▸ EXTRACTED MATERIAL
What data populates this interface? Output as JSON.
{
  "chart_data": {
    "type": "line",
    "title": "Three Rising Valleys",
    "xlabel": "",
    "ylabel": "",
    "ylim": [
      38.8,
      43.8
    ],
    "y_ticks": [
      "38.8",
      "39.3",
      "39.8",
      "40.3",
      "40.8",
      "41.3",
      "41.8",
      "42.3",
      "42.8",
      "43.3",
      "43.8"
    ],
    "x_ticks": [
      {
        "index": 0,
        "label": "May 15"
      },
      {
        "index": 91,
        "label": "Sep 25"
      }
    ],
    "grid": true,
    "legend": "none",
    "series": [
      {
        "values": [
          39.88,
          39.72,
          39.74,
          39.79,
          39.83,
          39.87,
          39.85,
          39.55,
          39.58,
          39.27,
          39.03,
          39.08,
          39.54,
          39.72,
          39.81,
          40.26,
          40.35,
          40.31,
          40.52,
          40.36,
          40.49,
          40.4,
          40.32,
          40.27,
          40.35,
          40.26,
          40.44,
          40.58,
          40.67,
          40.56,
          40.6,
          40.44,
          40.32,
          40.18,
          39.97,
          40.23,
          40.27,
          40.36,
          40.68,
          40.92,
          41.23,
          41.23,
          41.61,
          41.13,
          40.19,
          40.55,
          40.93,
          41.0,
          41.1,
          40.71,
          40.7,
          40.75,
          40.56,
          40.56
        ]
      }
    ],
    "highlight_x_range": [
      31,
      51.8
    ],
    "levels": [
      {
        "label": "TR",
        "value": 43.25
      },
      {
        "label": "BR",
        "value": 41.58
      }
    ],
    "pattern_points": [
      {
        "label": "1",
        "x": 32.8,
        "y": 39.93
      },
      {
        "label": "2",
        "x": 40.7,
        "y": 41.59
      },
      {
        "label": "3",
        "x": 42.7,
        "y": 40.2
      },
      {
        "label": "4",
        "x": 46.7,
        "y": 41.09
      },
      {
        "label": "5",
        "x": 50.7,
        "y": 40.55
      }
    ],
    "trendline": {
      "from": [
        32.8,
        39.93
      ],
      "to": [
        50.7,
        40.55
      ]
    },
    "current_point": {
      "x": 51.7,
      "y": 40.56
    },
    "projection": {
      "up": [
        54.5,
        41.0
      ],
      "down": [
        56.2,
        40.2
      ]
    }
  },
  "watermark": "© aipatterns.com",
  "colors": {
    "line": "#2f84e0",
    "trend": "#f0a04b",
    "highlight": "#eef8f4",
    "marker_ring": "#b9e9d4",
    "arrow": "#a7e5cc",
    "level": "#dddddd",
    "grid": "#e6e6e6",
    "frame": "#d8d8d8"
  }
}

▸ YOUR INSTRUCTIONS
Restate the listing in full, word for word.

▸ RESULT OF THE TASK
What data populates this interface? Output as JSON.
{
  "chart_data": {
    "type": "line",
    "title": "Three Rising Valleys",
    "xlabel": "",
    "ylabel": "",
    "ylim": [
      38.8,
      43.8
    ],
    "y_ticks": [
      "38.8",
      "39.3",
      "39.8",
      "40.3",
      "40.8",
      "41.3",
      "41.8",
      "42.3",
      "42.8",
      "43.3",
      "43.8"
    ],
    "x_ticks": [
      {
        "index": 0,
        "label": "May 15"
      },
      {
        "index": 91,
        "label": "Sep 25"
      }
    ],
    "grid": true,
    "legend": "none",
    "series": [
      {
        "values": [
          39.88,
          39.72,
          39.74,
          39.79,
          39.83,
          39.87,
          39.85,
          39.55,
          39.58,
          39.27,
          39.03,
          39.08,
          39.54,
          39.72,
          39.81,
          40.26,
          40.35,
          40.31,
          40.52,
          40.36,
          40.49,
          40.4,
          40.32,
          40.27,
          40.35,
          40.26,
          40.44,
          40.58,
          40.67,
          40.56,
          40.6,
          40.44,
          40.32,
          40.18,
          39.97,
          40.23,
          40.27,
          40.36,
          40.68,
          40.92,
          41.23,
          41.23,
          41.61,
          41.13,
          40.19,
          40.55,
          40.93,
          41.0,
          41.1,
          40.71,
          40.7,
          40.75,
          40.56,
          40.56
        ]
      }
    ],
    "highlight_x_range": [
      31,
      51.8
    ],
    "levels": [
      {
        "label": "TR",
        "value": 43.25
      },
      {
        "label": "BR",
        "value": 41.58
      }
    ],
    "pattern_points": [
      {
        "label": "1",
        "x": 32.8,
        "y": 39.93
      },
      {
        "label": "2",
        "x": 40.7,
        "y": 41.59
      },
      {
        "label": "3",
        "x": 42.7,
        "y": 40.2
      },
      {
        "label": "4",
        "x": 46.7,
        "y": 41.09
      },
      {
        "label": "5",
        "x": 50.7,
        "y": 40.55
      }
    ],
    "trendline": {
      "from": [
        32.8,
        39.93
      ],
      "to": [
        50.7,
        40.55
      ]
    },
    "current_point": {
      "x": 51.7,
      "y": 40.56
    },
    "projection": {
      "up": [
        54.5,
        41.0
      ],
      "down": [
        56.2,
        40.2
      ]
    }
  },
  "watermark": "© aipatterns.com",
  "colors": {
    "line": "#2f84e0",
    "trend": "#f0a04b",
    "highlight": "#eef8f4",
    "marker_ring": "#b9e9d4",
    "arrow": "#a7e5cc",
    "level": "#dddddd",
    "grid": "#e6e6e6",
    "frame": "#d8d8d8"
  }
}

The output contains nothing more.